## 本文抜粋
══════════

VIPと病院の怪しい舞台裏

貴ノ岩は2通提出 診断書は患者の意向を沿って書けるのか

貴ノ岩は意外にも“策士”なのか
貴ノ岩は意外にも“策士”なのか(C)日刊ゲンダイ

 貴ノ岩を巡る暴行事件で、事態をややこしくしているのが、鳥取県警と相撲協会に提出された2枚の診断書だろう。渦中の被害者には、再入院説も浮上する。「このハゲー」と秘書を暴行しまくった元代議士も、トラブルが明らかになると、入院して姿を隠した。VIPと病院の舞台裏を探る――。

■虚偽の記載は犯罪だが…

 11月13日に協会に提出された診断書は、貴ノ岩が入院した済生会福岡総合病院の医師が作成した。「①脳震盪②左前頭部裂傷③右外耳道炎④右中頭蓋底骨折・髄液漏の疑い。全治2週間」と診断している。ところが、先月29日に県警に出された1通目には、④の記載がない。

 時系列を考えると、貴ノ岩側がコトを大きくするために、より大げさな診断書を用意したように見えなくもない。もしそうだとすれば、VIPな患者の意向をくんだ診断書を作成できるのか。聖路加国際病院内科名誉医長の西崎統氏が言う。

「診断書は、医師が診断したことを証明する文書で、虚偽の記載は犯罪になります。だから、ウソは書けませんが、VIPの意向に沿うように書くことはありえます。その一つが、がん。遺族が故人の病名を公にしたくない場合、たとえば肝臓がんを肝不全として死亡診断書に記入することがあるのです。そうすると、訃報欄の死因は肝不全になります」

 貴ノ岩は「頭を骨折したのではないか」と済生会福岡総合病院を受診して入院。CT検査などでハッキリしない“骨折の痕”があったことから④の「頭蓋底骨折・髄液漏の疑い」が記載されている。

「たとえば、腰痛で受診した人を検査して、骨にも筋肉にも臓器にも異常がないことはあります。逆に直接関係はないが、間接的に関係するかもしれない何かが見つかることも少なくない。そうすると、診断書は、『急性腰痛症の疑い』などになります」(西崎氏)

 貴ノ岩が単に「頭が痛い」というだけだと、“骨折疑いの診断書”にはならなかっただろう。“作戦勝ち”か。

■雲隠れ費用は1泊10万円

 今年2月には、京都府立医大の医師らが、暴力団関係者の病状について「刑事施設での拘禁に耐えられない」とする虚偽の診断書を作成。虚偽有印公文書作成・同行使容疑などで京都府警に強制捜査された。貴ノ岩のケースは、受診理由を検査して「疑い」としていることから、虚偽には至らないと考えられるそうだ。

══════════

## 資料への設問
A) 貴ノ岩の診断書に関する記事によると、11月13日に協会へ提出された診断書では全治どれくらいとされていますか。
B) 貴ノ岩の診断書に関する記事から、「11月13日に協会に提出され」を含む語句で始まり「科名誉医長の西崎統氏が言う。」で終わる部分を、一字も変えずに書き写してください。

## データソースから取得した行
══════════

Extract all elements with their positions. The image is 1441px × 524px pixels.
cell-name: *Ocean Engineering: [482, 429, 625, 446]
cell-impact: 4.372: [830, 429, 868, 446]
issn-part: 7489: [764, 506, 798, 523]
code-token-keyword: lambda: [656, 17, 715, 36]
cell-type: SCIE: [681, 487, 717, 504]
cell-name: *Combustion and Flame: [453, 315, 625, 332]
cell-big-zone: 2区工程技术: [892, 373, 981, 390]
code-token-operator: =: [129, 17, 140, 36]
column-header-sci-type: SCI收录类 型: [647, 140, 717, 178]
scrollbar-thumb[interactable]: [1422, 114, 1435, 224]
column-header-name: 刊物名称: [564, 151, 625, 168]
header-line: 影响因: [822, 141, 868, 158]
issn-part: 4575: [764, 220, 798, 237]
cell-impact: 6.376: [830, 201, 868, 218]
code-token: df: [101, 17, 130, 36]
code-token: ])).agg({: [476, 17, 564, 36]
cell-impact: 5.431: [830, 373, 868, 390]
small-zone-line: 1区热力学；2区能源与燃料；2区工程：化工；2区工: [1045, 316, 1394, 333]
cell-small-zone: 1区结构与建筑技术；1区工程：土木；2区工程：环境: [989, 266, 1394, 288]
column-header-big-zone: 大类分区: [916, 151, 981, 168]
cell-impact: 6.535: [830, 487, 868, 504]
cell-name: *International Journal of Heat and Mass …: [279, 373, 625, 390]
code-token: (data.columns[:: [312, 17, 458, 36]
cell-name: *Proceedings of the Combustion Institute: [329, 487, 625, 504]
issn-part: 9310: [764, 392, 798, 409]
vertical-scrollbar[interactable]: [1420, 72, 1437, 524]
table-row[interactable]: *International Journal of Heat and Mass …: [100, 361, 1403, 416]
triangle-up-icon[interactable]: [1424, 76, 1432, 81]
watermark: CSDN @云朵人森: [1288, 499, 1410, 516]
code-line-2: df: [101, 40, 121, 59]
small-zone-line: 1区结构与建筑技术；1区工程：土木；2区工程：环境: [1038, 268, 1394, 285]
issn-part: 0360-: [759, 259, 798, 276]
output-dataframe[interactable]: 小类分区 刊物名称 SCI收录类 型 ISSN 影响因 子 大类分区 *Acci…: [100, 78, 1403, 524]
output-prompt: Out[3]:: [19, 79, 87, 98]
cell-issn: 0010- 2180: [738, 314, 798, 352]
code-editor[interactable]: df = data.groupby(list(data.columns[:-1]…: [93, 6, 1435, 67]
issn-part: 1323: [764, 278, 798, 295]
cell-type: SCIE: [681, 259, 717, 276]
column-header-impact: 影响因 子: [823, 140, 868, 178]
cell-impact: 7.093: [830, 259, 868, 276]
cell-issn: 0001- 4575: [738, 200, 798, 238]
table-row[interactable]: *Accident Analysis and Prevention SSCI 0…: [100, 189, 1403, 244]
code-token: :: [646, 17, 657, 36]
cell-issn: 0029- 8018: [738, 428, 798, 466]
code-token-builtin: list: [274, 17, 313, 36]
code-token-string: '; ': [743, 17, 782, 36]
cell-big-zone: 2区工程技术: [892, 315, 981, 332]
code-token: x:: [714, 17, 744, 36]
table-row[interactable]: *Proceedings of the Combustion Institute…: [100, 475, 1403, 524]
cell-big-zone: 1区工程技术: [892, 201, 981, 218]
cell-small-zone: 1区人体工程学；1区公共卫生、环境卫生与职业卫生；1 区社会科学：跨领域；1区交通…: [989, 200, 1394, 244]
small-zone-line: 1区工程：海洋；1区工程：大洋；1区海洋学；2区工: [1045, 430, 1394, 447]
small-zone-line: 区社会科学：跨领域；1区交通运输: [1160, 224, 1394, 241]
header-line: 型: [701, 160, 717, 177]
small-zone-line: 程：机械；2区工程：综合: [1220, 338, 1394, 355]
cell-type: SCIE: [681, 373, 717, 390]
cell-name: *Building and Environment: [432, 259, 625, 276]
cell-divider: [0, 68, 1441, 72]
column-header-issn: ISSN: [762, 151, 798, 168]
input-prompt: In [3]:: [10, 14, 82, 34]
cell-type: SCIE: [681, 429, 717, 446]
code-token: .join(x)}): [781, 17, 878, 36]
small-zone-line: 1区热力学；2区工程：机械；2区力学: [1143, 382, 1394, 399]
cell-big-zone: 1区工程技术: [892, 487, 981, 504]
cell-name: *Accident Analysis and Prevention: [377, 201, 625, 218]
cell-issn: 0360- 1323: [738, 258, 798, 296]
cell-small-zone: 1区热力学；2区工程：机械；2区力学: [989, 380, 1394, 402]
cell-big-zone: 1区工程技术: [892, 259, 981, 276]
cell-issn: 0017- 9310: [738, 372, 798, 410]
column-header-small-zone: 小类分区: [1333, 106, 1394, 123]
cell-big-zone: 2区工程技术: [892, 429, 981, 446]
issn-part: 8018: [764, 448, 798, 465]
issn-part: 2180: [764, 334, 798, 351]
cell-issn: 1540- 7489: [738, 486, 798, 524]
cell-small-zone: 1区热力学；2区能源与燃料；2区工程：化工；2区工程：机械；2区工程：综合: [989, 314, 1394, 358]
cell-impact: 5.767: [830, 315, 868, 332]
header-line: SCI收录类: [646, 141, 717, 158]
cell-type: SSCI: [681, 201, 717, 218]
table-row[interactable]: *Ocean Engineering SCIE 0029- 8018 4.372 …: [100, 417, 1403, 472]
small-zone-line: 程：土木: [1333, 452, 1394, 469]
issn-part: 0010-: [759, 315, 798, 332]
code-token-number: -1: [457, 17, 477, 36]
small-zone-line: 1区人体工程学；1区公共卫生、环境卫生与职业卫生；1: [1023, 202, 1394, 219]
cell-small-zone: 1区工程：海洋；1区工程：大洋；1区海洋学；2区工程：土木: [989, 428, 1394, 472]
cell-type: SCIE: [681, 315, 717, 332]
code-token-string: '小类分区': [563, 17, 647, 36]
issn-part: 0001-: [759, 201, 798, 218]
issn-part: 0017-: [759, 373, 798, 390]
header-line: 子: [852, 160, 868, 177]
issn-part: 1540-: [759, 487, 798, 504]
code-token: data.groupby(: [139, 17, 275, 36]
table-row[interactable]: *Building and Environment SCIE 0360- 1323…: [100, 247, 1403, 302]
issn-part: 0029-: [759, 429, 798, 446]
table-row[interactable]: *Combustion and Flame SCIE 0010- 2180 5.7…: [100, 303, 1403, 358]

══════════

## 演習の解答
A) 全治2週間とされています。

B)
11月13日に協会に提出された診断書は、貴ノ岩が入院した済生会福岡総合病院の医師が作成した。「①脳震盪②左前頭部裂傷③右外耳道炎④右中頭蓋底骨折・髄液漏の疑い。全治2週間」と診断している。ところが、先月29日に県警に出された1通目には、④の記載がない。

 時系列を考えると、貴ノ岩側がコトを大きくするために、より大げさな診断書を用意したように見えなくもない。もしそうだとすれば、VIPな患者の意向をくんだ診断書を作成できるのか。聖路加国際病院内科名誉医長の西崎統氏が言う。